-------- DATA SECTION --------

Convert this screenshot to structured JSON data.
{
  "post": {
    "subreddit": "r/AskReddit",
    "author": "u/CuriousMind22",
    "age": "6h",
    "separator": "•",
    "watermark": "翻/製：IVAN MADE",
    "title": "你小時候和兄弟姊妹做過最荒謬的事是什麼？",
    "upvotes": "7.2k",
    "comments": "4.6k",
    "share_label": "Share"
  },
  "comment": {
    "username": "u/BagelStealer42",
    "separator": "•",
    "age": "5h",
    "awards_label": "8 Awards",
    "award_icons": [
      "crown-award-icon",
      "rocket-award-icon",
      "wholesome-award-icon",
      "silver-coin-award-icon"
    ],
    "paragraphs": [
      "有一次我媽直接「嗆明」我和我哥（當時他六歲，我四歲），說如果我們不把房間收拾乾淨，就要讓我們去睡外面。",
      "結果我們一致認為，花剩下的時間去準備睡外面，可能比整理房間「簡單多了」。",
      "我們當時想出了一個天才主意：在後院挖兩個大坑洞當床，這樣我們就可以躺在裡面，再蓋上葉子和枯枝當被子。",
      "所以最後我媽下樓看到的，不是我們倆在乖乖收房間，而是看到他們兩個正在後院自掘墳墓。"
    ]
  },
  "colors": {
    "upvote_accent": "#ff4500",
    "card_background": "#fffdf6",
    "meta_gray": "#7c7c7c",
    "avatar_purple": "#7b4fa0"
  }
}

--------

→ **WRITTEN PROBLEM**
Reproduce the complete set of lines precisely as supplied.

→ **OUTPUT FOR THIS TASK**
Convert this screenshot to structured JSON data.
{
  "post": {
    "subreddit": "r/AskReddit",
    "author": "u/CuriousMind22",
    "age": "6h",
    "separator": "•",
    "watermark": "翻/製：IVAN MADE",
    "title": "你小時候和兄弟姊妹做過最荒謬的事是什麼？",
    "upvotes": "7.2k",
    "comments": "4.6k",
    "share_label": "Share"
  },
  "comment": {
    "username": "u/BagelStealer42",
    "separator": "•",
    "age": "5h",
    "awards_label": "8 Awards",
    "award_icons": [
      "crown-award-icon",
      "rocket-award-icon",
      "wholesome-award-icon",
      "silver-coin-award-icon"
    ],
    "paragraphs": [
      "有一次我媽直接「嗆明」我和我哥（當時他六歲，我四歲），說如果我們不把房間收拾乾淨，就要讓我們去睡外面。",
      "結果我們一致認為，花剩下的時間去準備睡外面，可能比整理房間「簡單多了」。",
      "我們當時想出了一個天才主意：在後院挖兩個大坑洞當床，這樣我們就可以躺在裡面，再蓋上葉子和枯枝當被子。",
      "所以最後我媽下樓看到的，不是我們倆在乖乖收房間，而是看到他們兩個正在後院自掘墳墓。"
    ]
  },
  "colors": {
    "upvote_accent": "#ff4500",
    "card_background": "#fffdf6",
    "meta_gray": "#7c7c7c",
    "avatar_purple": "#7b4fa0"
  }
}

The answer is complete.